WORK INSTRUCTIONS: Reproduce the listing below word for word, with no pictures.

[Start]

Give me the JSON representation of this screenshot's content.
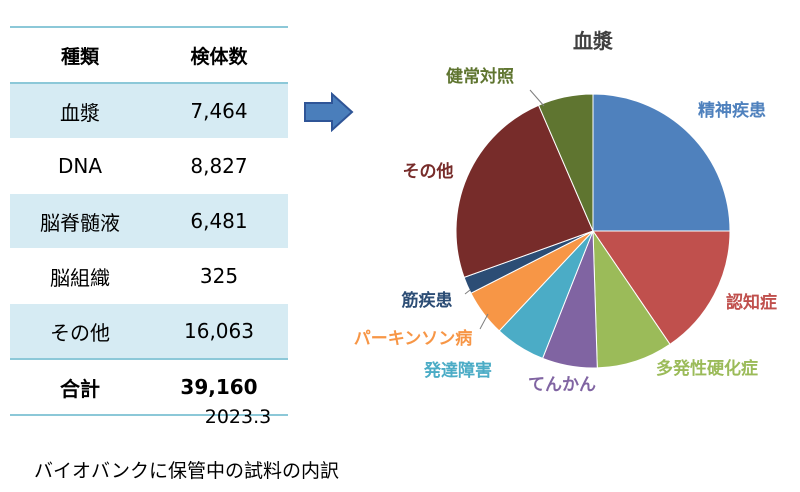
{
  "table": {
    "headers": [
      "種類",
      "検体数"
    ],
    "rows": [
      {
        "type": "血漿",
        "count": "7,464"
      },
      {
        "type": "DNA",
        "count": "8,827"
      },
      {
        "type": "脳脊髄液",
        "count": "6,481"
      },
      {
        "type": "脳組織",
        "count": "325"
      },
      {
        "type": "その他",
        "count": "16,063"
      }
    ],
    "total_label": "合計",
    "total_value": "39,160"
  },
  "date_note": "2023.3",
  "caption": "バイオバンクに保管中の試料の内訳",
  "colors": {
    "header_rule": "#8cc8d8",
    "row_band": "#d6ebf3",
    "arrow_fill": "#4a7ebb",
    "arrow_stroke": "#2f5597"
  },
  "chart_data": {
    "type": "pie",
    "title": "血漿",
    "legend": "none",
    "slices": [
      {
        "label": "精神疾患",
        "value": 25.0,
        "color": "#4f81bd"
      },
      {
        "label": "認知症",
        "value": 15.5,
        "color": "#c0504d"
      },
      {
        "label": "多発性硬化症",
        "value": 9.0,
        "color": "#9bbb59"
      },
      {
        "label": "てんかん",
        "value": 6.5,
        "color": "#8064a2"
      },
      {
        "label": "発達障害",
        "value": 6.0,
        "color": "#4bacc6"
      },
      {
        "label": "パーキンソン病",
        "value": 5.5,
        "color": "#f79646"
      },
      {
        "label": "筋疾患",
        "value": 2.0,
        "color": "#2c4d75"
      },
      {
        "label": "その他",
        "value": 24.0,
        "color": "#772c2a"
      },
      {
        "label": "健常対照",
        "value": 6.5,
        "color": "#5f7530"
      }
    ]
  }
}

[End]

COMPLETED EXERCISE:
Give me the JSON representation of this screenshot's content.
{
  "table": {
    "headers": [
      "種類",
      "検体数"
    ],
    "rows": [
      {
        "type": "血漿",
        "count": "7,464"
      },
      {
        "type": "DNA",
        "count": "8,827"
      },
      {
        "type": "脳脊髄液",
        "count": "6,481"
      },
      {
        "type": "脳組織",
        "count": "325"
      },
      {
        "type": "その他",
        "count": "16,063"
      }
    ],
    "total_label": "合計",
    "total_value": "39,160"
  },
  "date_note": "2023.3",
  "caption": "バイオバンクに保管中の試料の内訳",
  "colors": {
    "header_rule": "#8cc8d8",
    "row_band": "#d6ebf3",
    "arrow_fill": "#4a7ebb",
    "arrow_stroke": "#2f5597"
  },
  "chart_data": {
    "type": "pie",
    "title": "血漿",
    "legend": "none",
    "slices": [
      {
        "label": "精神疾患",
        "value": 25.0,
        "color": "#4f81bd"
      },
      {
        "label": "認知症",
        "value": 15.5,
        "color": "#c0504d"
      },
      {
        "label": "多発性硬化症",
        "value": 9.0,
        "color": "#9bbb59"
      },
      {
        "label": "てんかん",
        "value": 6.5,
        "color": "#8064a2"
      },
      {
        "label": "発達障害",
        "value": 6.0,
        "color": "#4bacc6"
      },
      {
        "label": "パーキンソン病",
        "value": 5.5,
        "color": "#f79646"
      },
      {
        "label": "筋疾患",
        "value": 2.0,
        "color": "#2c4d75"
      },
      {
        "label": "その他",
        "value": 24.0,
        "color": "#772c2a"
      },
      {
        "label": "健常対照",
        "value": 6.5,
        "color": "#5f7530"
      }
    ]
  }
}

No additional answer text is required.